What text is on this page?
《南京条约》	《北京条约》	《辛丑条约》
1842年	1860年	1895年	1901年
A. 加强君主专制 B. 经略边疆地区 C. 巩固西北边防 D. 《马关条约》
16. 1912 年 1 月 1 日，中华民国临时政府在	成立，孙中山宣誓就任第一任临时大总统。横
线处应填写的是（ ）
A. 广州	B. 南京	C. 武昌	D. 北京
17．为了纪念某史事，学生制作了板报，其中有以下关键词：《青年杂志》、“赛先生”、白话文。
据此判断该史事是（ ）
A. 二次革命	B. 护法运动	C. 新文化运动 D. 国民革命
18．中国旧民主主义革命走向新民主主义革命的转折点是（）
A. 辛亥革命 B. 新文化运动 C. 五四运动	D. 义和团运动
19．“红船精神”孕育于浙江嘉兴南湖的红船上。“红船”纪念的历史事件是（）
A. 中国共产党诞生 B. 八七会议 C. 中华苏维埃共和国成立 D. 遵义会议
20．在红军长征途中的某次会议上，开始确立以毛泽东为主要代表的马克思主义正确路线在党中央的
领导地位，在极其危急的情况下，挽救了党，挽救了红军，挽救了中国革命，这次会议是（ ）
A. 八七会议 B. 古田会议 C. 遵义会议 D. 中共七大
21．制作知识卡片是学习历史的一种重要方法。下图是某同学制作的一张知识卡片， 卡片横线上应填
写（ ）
+--
— REQUIREMENTS —
Reproduce all of the records exactly.

— REPLY —
What text is on this page?
《南京条约》	《北京条约》	《辛丑条约》
1842年	1860年	1895年	1901年
A. 加强君主专制 B. 经略边疆地区 C. 巩固西北边防 D. 《马关条约》
16. 1912 年 1 月 1 日，中华民国临时政府在	成立，孙中山宣誓就任第一任临时大总统。横
线处应填写的是（ ）
A. 广州	B. 南京	C. 武昌	D. 北京
17．为了纪念某史事，学生制作了板报，其中有以下关键词：《青年杂志》、“赛先生”、白话文。
据此判断该史事是（ ）
A. 二次革命	B. 护法运动	C. 新文化运动 D. 国民革命
18．中国旧民主主义革命走向新民主主义革命的转折点是（）
A. 辛亥革命 B. 新文化运动 C. 五四运动	D. 义和团运动
19．“红船精神”孕育于浙江嘉兴南湖的红船上。“红船”纪念的历史事件是（）
A. 中国共产党诞生 B. 八七会议 C. 中华苏维埃共和国成立 D. 遵义会议
20．在红军长征途中的某次会议上，开始确立以毛泽东为主要代表的马克思主义正确路线在党中央的
领导地位，在极其危急的情况下，挽救了党，挽救了红军，挽救了中国革命，这次会议是（ ）
A. 八七会议 B. 古田会议 C. 遵义会议 D. 中共七大
21．制作知识卡片是学习历史的一种重要方法。下图是某同学制作的一张知识卡片， 卡片横线上应填
写（ ）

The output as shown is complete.